(Recorded data)
++++++++
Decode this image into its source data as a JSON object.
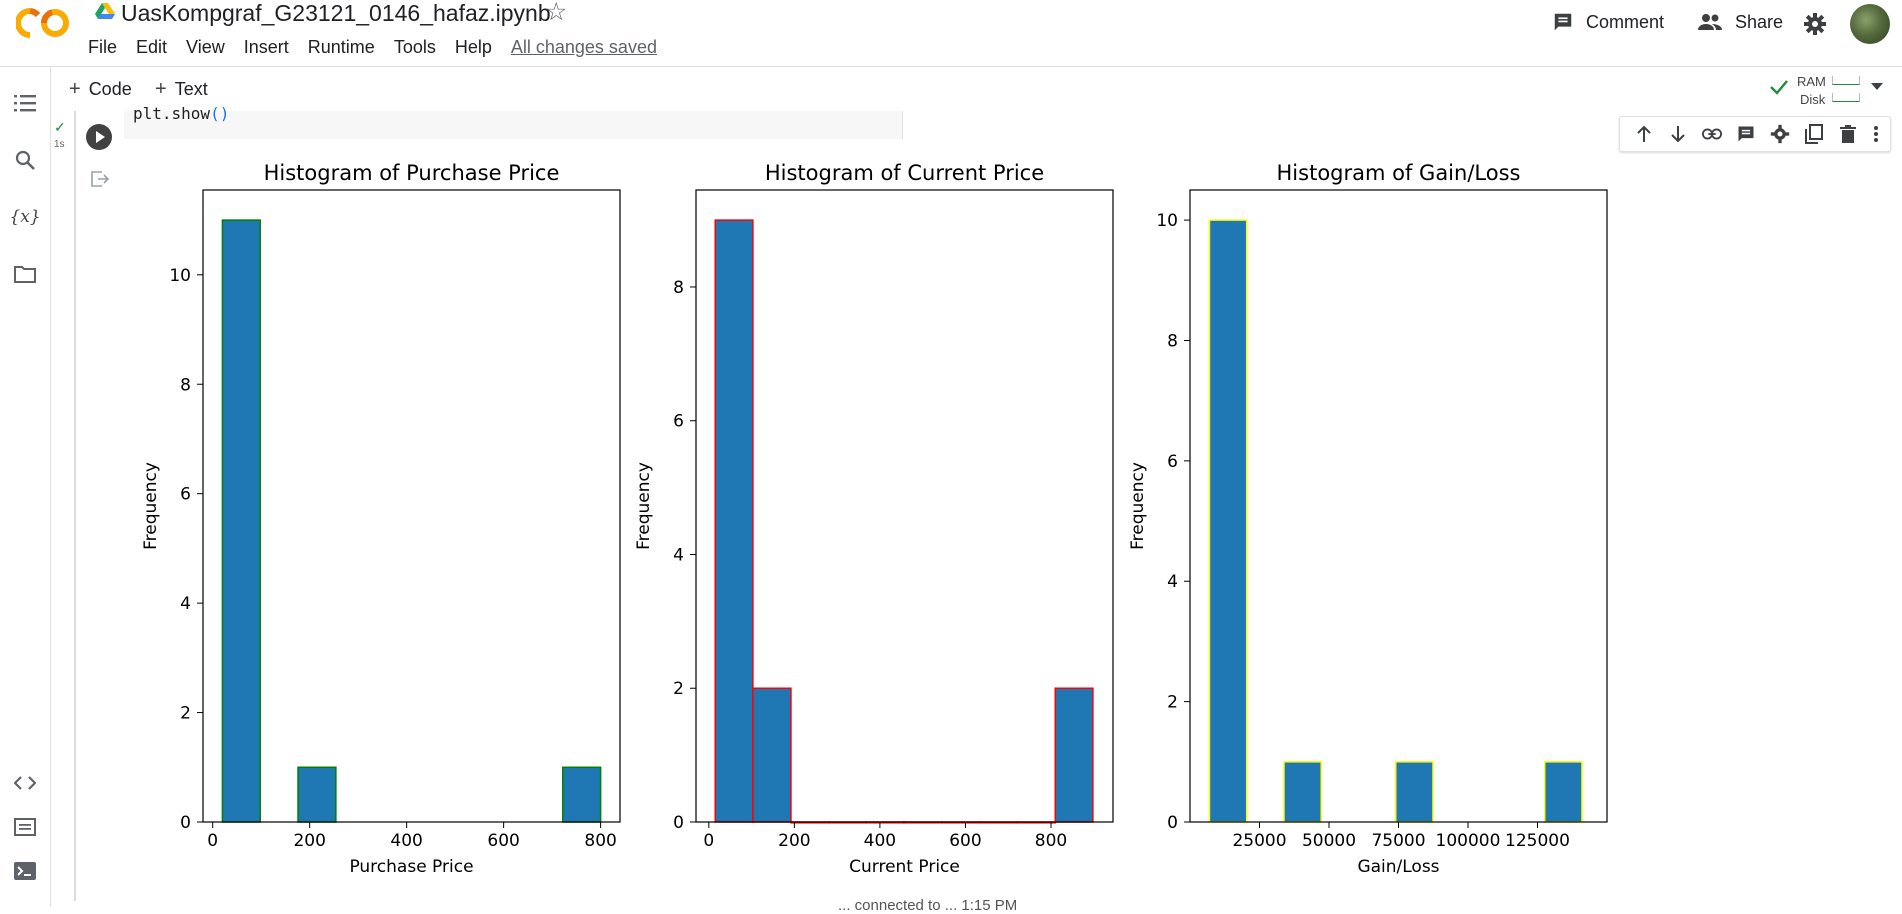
{
  "header": {
    "notebook_title": "UasKompgraf_G23121_0146_hafaz.ipynb",
    "menu": [
      "File",
      "Edit",
      "View",
      "Insert",
      "Runtime",
      "Tools",
      "Help"
    ],
    "save_status": "All changes saved",
    "comment_label": "Comment",
    "share_label": "Share"
  },
  "toolbar": {
    "code_label": "Code",
    "text_label": "Text",
    "ram_label": "RAM",
    "disk_label": "Disk"
  },
  "cell": {
    "code_text": "plt.show",
    "code_paren": "()",
    "exec_time": "1s"
  },
  "footer": {
    "partial_status": "... connected to ... 1:15 PM"
  },
  "colors": {
    "bar_fill": "#1f77b4",
    "edge_purchase": "#008000",
    "edge_current": "#ff0000",
    "edge_gain": "#ffff00"
  },
  "chart_data": [
    {
      "type": "bar",
      "title": "Histogram of Purchase Price",
      "xlabel": "Purchase Price",
      "ylabel": "Frequency",
      "xlim": [
        -20,
        840
      ],
      "ylim": [
        0,
        11.55
      ],
      "xticks": [
        0,
        200,
        400,
        600,
        800
      ],
      "yticks": [
        0,
        2,
        4,
        6,
        8,
        10
      ],
      "bins": [
        [
          20,
          98,
          11
        ],
        [
          176,
          254,
          1
        ],
        [
          722,
          800,
          1
        ]
      ],
      "edge_color": "green"
    },
    {
      "type": "bar",
      "title": "Histogram of Current Price",
      "xlabel": "Current Price",
      "ylabel": "Frequency",
      "xlim": [
        -30,
        945
      ],
      "ylim": [
        0,
        9.45
      ],
      "xticks": [
        0,
        200,
        400,
        600,
        800
      ],
      "yticks": [
        0,
        2,
        4,
        6,
        8
      ],
      "bins": [
        [
          15,
          103,
          9
        ],
        [
          103,
          192,
          2
        ],
        [
          192,
          280,
          0
        ],
        [
          280,
          368,
          0
        ],
        [
          368,
          456,
          0
        ],
        [
          456,
          545,
          0
        ],
        [
          545,
          633,
          0
        ],
        [
          633,
          721,
          0
        ],
        [
          721,
          810,
          0
        ],
        [
          810,
          898,
          2
        ]
      ],
      "edge_color": "red"
    },
    {
      "type": "bar",
      "title": "Histogram of Gain/Loss",
      "xlabel": "Gain/Loss",
      "ylabel": "Frequency",
      "xlim": [
        0,
        150000
      ],
      "ylim": [
        0,
        10.5
      ],
      "xticks": [
        25000,
        50000,
        75000,
        100000,
        125000
      ],
      "yticks": [
        0,
        2,
        4,
        6,
        8,
        10
      ],
      "bins": [
        [
          7000,
          20400,
          10
        ],
        [
          33800,
          47200,
          1
        ],
        [
          74000,
          87400,
          1
        ],
        [
          127600,
          141000,
          1
        ]
      ],
      "edge_color": "yellow"
    }
  ]
}
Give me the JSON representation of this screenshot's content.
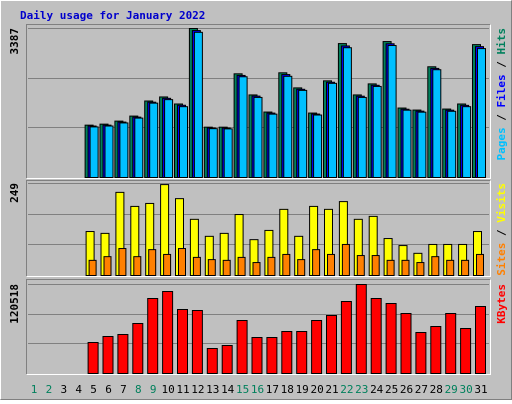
{
  "chart_data": [
    {
      "type": "bar",
      "title": "Daily usage for January 2022",
      "ylim": [
        0,
        3387
      ],
      "yticks": [
        3387
      ],
      "label_separator": " / ",
      "series": [
        {
          "name": "Pages",
          "color": "#00C0FF",
          "values": [
            0,
            0,
            0,
            0,
            1150,
            1170,
            1240,
            1350,
            1690,
            1770,
            1610,
            3300,
            1110,
            1105,
            2290,
            1820,
            1440,
            2300,
            1980,
            1420,
            2140,
            2950,
            1820,
            2070,
            3000,
            1530,
            1485,
            2450,
            1505,
            1610,
            2930
          ]
        },
        {
          "name": "Files",
          "color": "#0000FF",
          "values": [
            0,
            0,
            0,
            0,
            1170,
            1190,
            1260,
            1372,
            1712,
            1800,
            1642,
            3340,
            1125,
            1124,
            2320,
            1850,
            1464,
            2340,
            2005,
            1442,
            2165,
            2990,
            1848,
            2096,
            3040,
            1552,
            1508,
            2480,
            1530,
            1640,
            2975
          ]
        },
        {
          "name": "Hits",
          "color": "#00805C",
          "values": [
            0,
            0,
            0,
            0,
            1190,
            1213,
            1282,
            1396,
            1739,
            1831,
            1671,
            3387,
            1144,
            1144,
            2357,
            1877,
            1488,
            2380,
            2037,
            1465,
            2197,
            3044,
            1877,
            2128,
            3090,
            1579,
            1533,
            2517,
            1556,
            1671,
            3021
          ]
        }
      ]
    },
    {
      "type": "bar",
      "ylim": [
        0,
        249
      ],
      "yticks": [
        249
      ],
      "label_separator": " / ",
      "series": [
        {
          "name": "Sites",
          "color": "#FF8000",
          "values": [
            0,
            0,
            0,
            0,
            41,
            51,
            73,
            51,
            70,
            57,
            73,
            49,
            43,
            41,
            49,
            35,
            49,
            57,
            43,
            70,
            57,
            84,
            54,
            54,
            41,
            41,
            35,
            51,
            41,
            41,
            57
          ]
        },
        {
          "name": "Visits",
          "color": "#FFFF00",
          "values": [
            0,
            0,
            0,
            0,
            119,
            114,
            225,
            187,
            195,
            246,
            208,
            152,
            106,
            114,
            165,
            97,
            122,
            179,
            106,
            187,
            179,
            200,
            152,
            160,
            100,
            81,
            60,
            84,
            84,
            84,
            119
          ]
        }
      ]
    },
    {
      "type": "bar",
      "ylim": [
        0,
        120518
      ],
      "yticks": [
        120518
      ],
      "categories": [
        "1",
        "2",
        "3",
        "4",
        "5",
        "6",
        "7",
        "8",
        "9",
        "10",
        "11",
        "12",
        "13",
        "14",
        "15",
        "16",
        "17",
        "18",
        "19",
        "20",
        "21",
        "22",
        "23",
        "24",
        "25",
        "26",
        "27",
        "28",
        "29",
        "30",
        "31"
      ],
      "label_colors": [
        "#00805C",
        "#00805C",
        "#000000",
        "#000000",
        "#000000",
        "#000000",
        "#000000",
        "#00805C",
        "#00805C",
        "#000000",
        "#000000",
        "#000000",
        "#000000",
        "#000000",
        "#00805C",
        "#00805C",
        "#000000",
        "#000000",
        "#000000",
        "#000000",
        "#000000",
        "#00805C",
        "#00805C",
        "#000000",
        "#000000",
        "#000000",
        "#000000",
        "#000000",
        "#00805C",
        "#00805C",
        "#000000"
      ],
      "series": [
        {
          "name": "KBytes",
          "color": "#FF0000",
          "values": [
            0,
            0,
            0,
            0,
            41978,
            50103,
            52811,
            67707,
            101560,
            111039,
            86664,
            85310,
            33853,
            37916,
            71769,
            48749,
            48749,
            56873,
            56873,
            71769,
            78540,
            97497,
            120518,
            101560,
            94789,
            81248,
            55519,
            63644,
            81248,
            60936,
            90727
          ]
        }
      ]
    }
  ]
}
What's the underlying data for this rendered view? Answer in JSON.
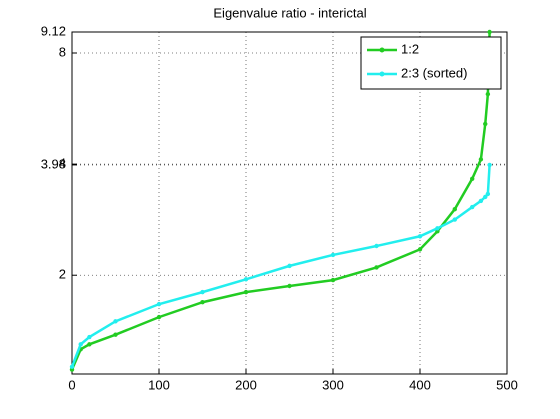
{
  "chart_data": {
    "type": "line",
    "title": "Eigenvalue ratio - interictal",
    "xlim": [
      0,
      500
    ],
    "xticks": [
      0,
      100,
      200,
      300,
      400,
      500
    ],
    "ylim": [
      1.08,
      9.12
    ],
    "yticks": [
      2,
      3.98,
      4,
      8,
      9.12
    ],
    "yscale": "log",
    "grid": true,
    "legend": "upper right",
    "x": [
      0,
      10,
      20,
      50,
      100,
      150,
      200,
      250,
      300,
      350,
      400,
      420,
      440,
      460,
      470,
      475,
      478,
      480
    ],
    "series": [
      {
        "name": "1:2",
        "color": "#22cc22",
        "values": [
          1.11,
          1.26,
          1.3,
          1.38,
          1.54,
          1.69,
          1.8,
          1.87,
          1.94,
          2.1,
          2.35,
          2.63,
          3.02,
          3.65,
          4.12,
          5.14,
          6.19,
          9.12
        ]
      },
      {
        "name": "2:3 (sorted)",
        "color": "#22eeee",
        "values": [
          1.13,
          1.3,
          1.36,
          1.5,
          1.67,
          1.8,
          1.95,
          2.12,
          2.27,
          2.4,
          2.55,
          2.68,
          2.83,
          3.06,
          3.18,
          3.26,
          3.32,
          3.98
        ]
      }
    ]
  }
}
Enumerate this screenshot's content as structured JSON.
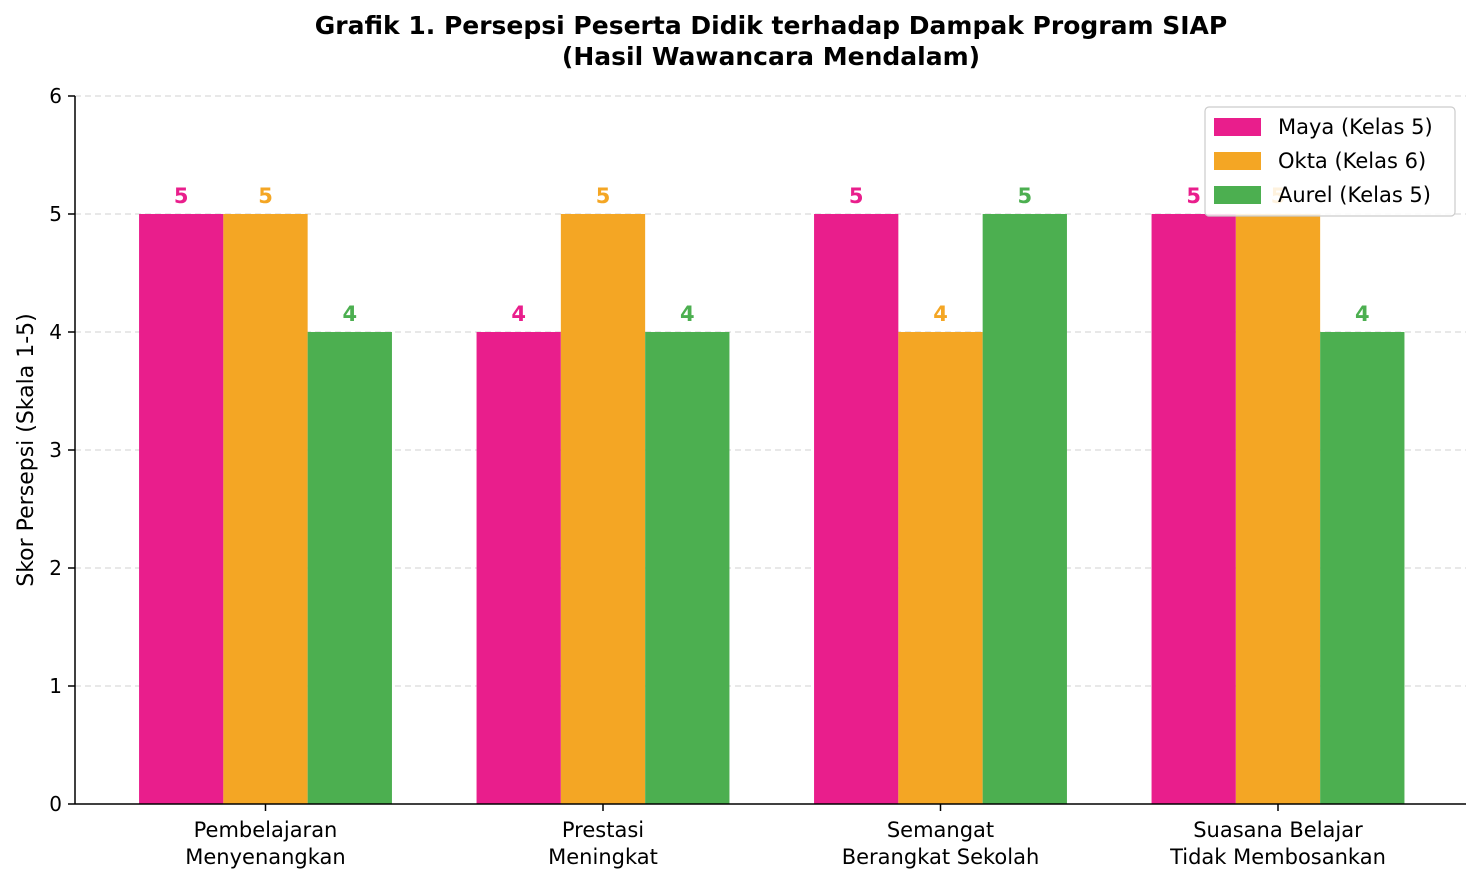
{
  "chart_data": {
    "type": "bar",
    "title": [
      "Grafik 1. Persepsi Peserta Didik terhadap Dampak Program SIAP",
      "(Hasil Wawancara Mendalam)"
    ],
    "xlabel": "",
    "ylabel": "Skor Persepsi (Skala 1-5)",
    "ylim": [
      0,
      6
    ],
    "yticks": [
      0,
      1,
      2,
      3,
      4,
      5,
      6
    ],
    "grid": "y-dashed",
    "legend_position": "top-right",
    "categories": [
      [
        "Pembelajaran",
        "Menyenangkan"
      ],
      [
        "Prestasi",
        "Meningkat"
      ],
      [
        "Semangat",
        "Berangkat Sekolah"
      ],
      [
        "Suasana Belajar",
        "Tidak Membosankan"
      ]
    ],
    "series": [
      {
        "name": "Maya (Kelas 5)",
        "color": "#e91e8c",
        "values": [
          5,
          4,
          5,
          5
        ]
      },
      {
        "name": "Okta (Kelas 6)",
        "color": "#f4a624",
        "values": [
          5,
          5,
          4,
          5
        ]
      },
      {
        "name": "Aurel (Kelas 5)",
        "color": "#4caf50",
        "values": [
          4,
          4,
          5,
          4
        ]
      }
    ]
  }
}
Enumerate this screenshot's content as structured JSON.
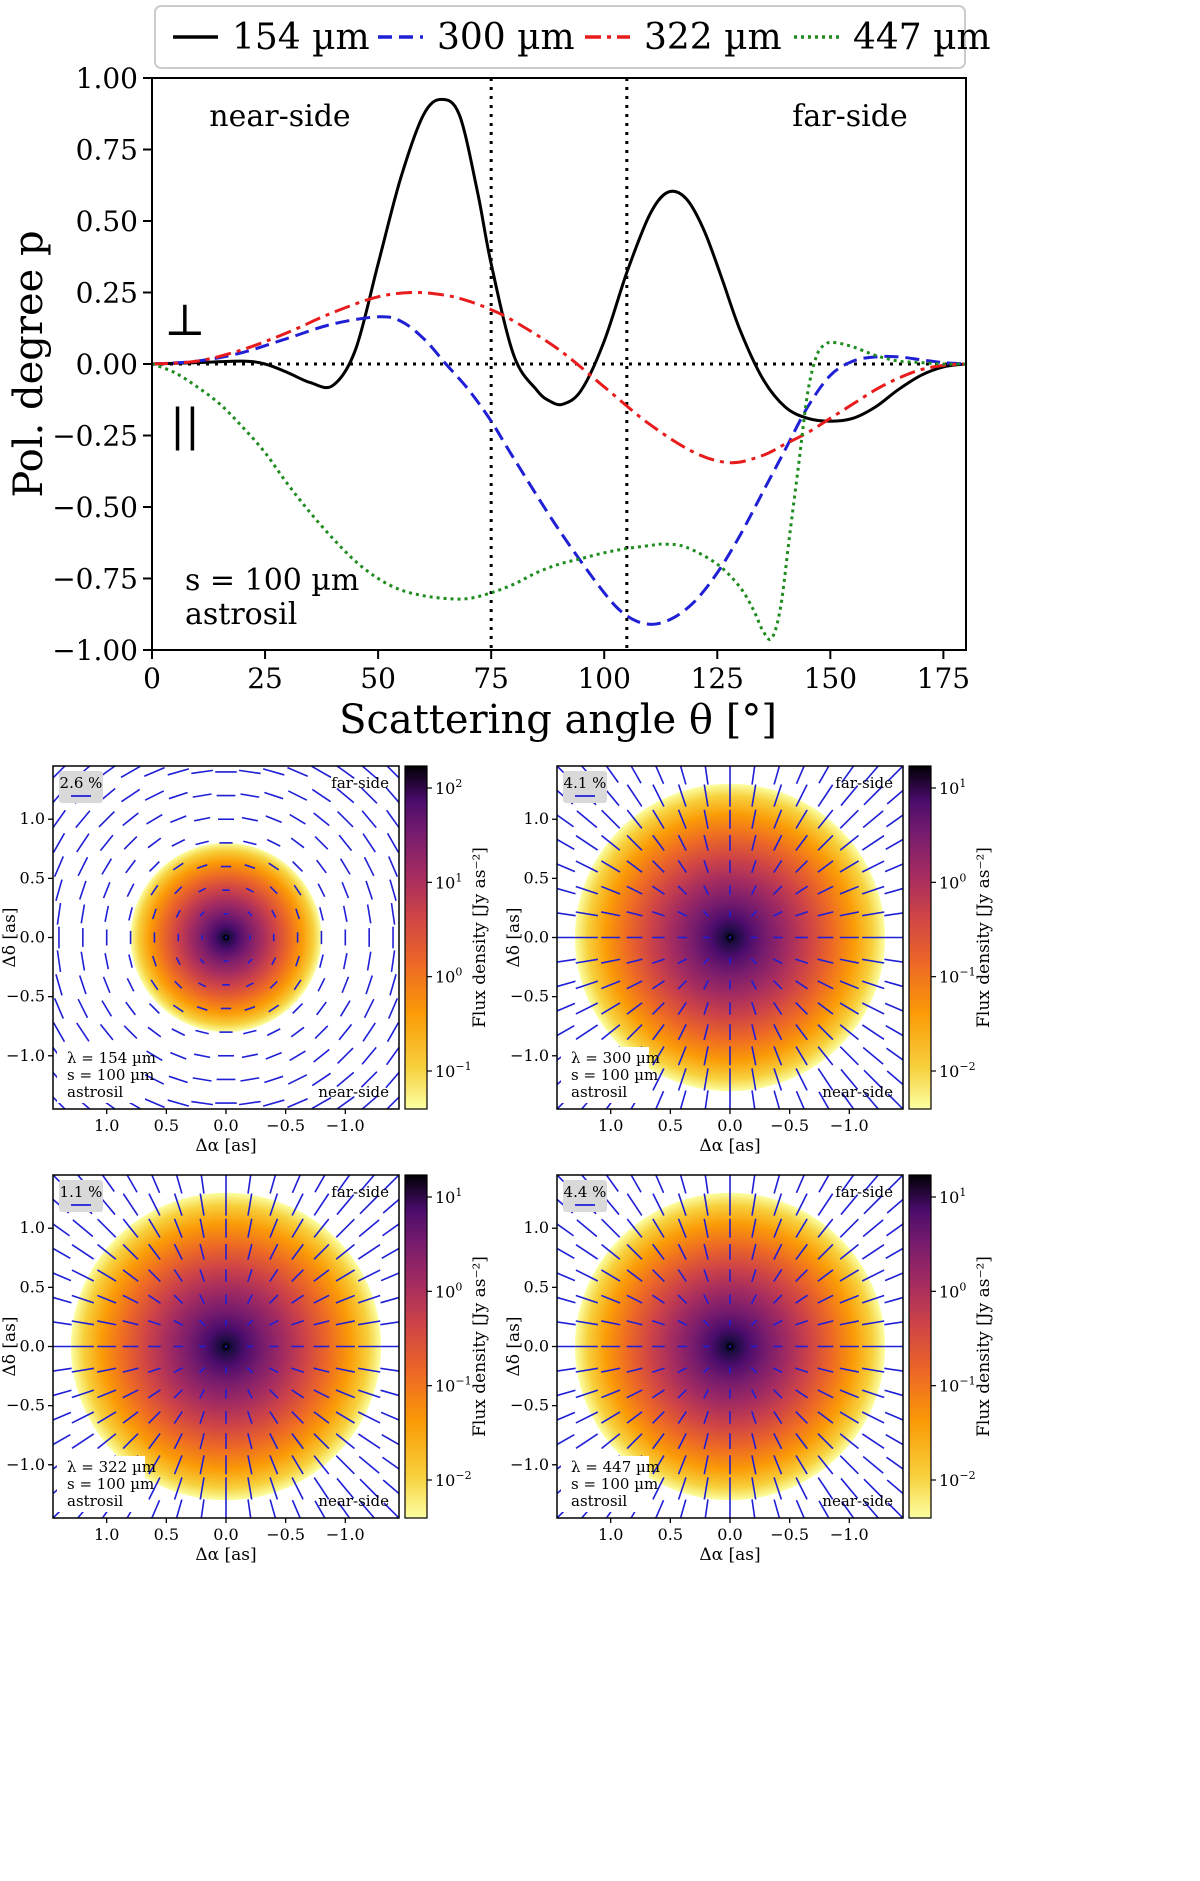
++++++++
Of the lines above, how many hold the word "Histogram"? Say the number alone.

3